▶ **WHAT THIS TASK INVOLVES**
Write out all of the data without omission, exactly as shown.

------------------------------------------------------------

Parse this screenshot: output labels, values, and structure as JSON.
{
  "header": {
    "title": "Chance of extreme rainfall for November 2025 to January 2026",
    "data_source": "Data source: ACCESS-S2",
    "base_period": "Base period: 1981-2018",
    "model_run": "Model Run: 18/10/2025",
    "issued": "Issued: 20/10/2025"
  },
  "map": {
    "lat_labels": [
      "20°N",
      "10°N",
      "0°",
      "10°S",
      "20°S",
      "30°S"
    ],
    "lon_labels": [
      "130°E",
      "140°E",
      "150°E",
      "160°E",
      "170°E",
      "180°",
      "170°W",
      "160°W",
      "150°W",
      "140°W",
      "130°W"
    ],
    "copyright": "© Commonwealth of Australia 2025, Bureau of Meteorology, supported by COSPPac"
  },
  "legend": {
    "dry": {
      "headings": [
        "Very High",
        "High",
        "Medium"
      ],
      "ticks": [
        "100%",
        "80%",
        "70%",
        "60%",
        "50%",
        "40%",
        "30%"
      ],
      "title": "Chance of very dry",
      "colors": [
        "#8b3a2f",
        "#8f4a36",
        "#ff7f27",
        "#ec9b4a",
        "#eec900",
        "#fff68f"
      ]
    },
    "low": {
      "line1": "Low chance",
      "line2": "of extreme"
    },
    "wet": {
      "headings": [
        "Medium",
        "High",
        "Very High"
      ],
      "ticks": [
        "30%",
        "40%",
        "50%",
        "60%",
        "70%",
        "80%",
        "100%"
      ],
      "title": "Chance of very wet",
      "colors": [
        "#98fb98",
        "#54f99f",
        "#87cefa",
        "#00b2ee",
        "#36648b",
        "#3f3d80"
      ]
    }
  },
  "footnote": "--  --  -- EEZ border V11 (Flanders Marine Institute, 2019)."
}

------------------------------------------------------------

▶ **TASK RESPONSE**
Parse this screenshot: output labels, values, and structure as JSON.
{
  "header": {
    "title": "Chance of extreme rainfall for November 2025 to January 2026",
    "data_source": "Data source: ACCESS-S2",
    "base_period": "Base period: 1981-2018",
    "model_run": "Model Run: 18/10/2025",
    "issued": "Issued: 20/10/2025"
  },
  "map": {
    "lat_labels": [
      "20°N",
      "10°N",
      "0°",
      "10°S",
      "20°S",
      "30°S"
    ],
    "lon_labels": [
      "130°E",
      "140°E",
      "150°E",
      "160°E",
      "170°E",
      "180°",
      "170°W",
      "160°W",
      "150°W",
      "140°W",
      "130°W"
    ],
    "copyright": "© Commonwealth of Australia 2025, Bureau of Meteorology, supported by COSPPac"
  },
  "legend": {
    "dry": {
      "headings": [
        "Very High",
        "High",
        "Medium"
      ],
      "ticks": [
        "100%",
        "80%",
        "70%",
        "60%",
        "50%",
        "40%",
        "30%"
      ],
      "title": "Chance of very dry",
      "colors": [
        "#8b3a2f",
        "#8f4a36",
        "#ff7f27",
        "#ec9b4a",
        "#eec900",
        "#fff68f"
      ]
    },
    "low": {
      "line1": "Low chance",
      "line2": "of extreme"
    },
    "wet": {
      "headings": [
        "Medium",
        "High",
        "Very High"
      ],
      "ticks": [
        "30%",
        "40%",
        "50%",
        "60%",
        "70%",
        "80%",
        "100%"
      ],
      "title": "Chance of very wet",
      "colors": [
        "#98fb98",
        "#54f99f",
        "#87cefa",
        "#00b2ee",
        "#36648b",
        "#3f3d80"
      ]
    }
  },
  "footnote": "--  --  -- EEZ border V11 (Flanders Marine Institute, 2019)."
}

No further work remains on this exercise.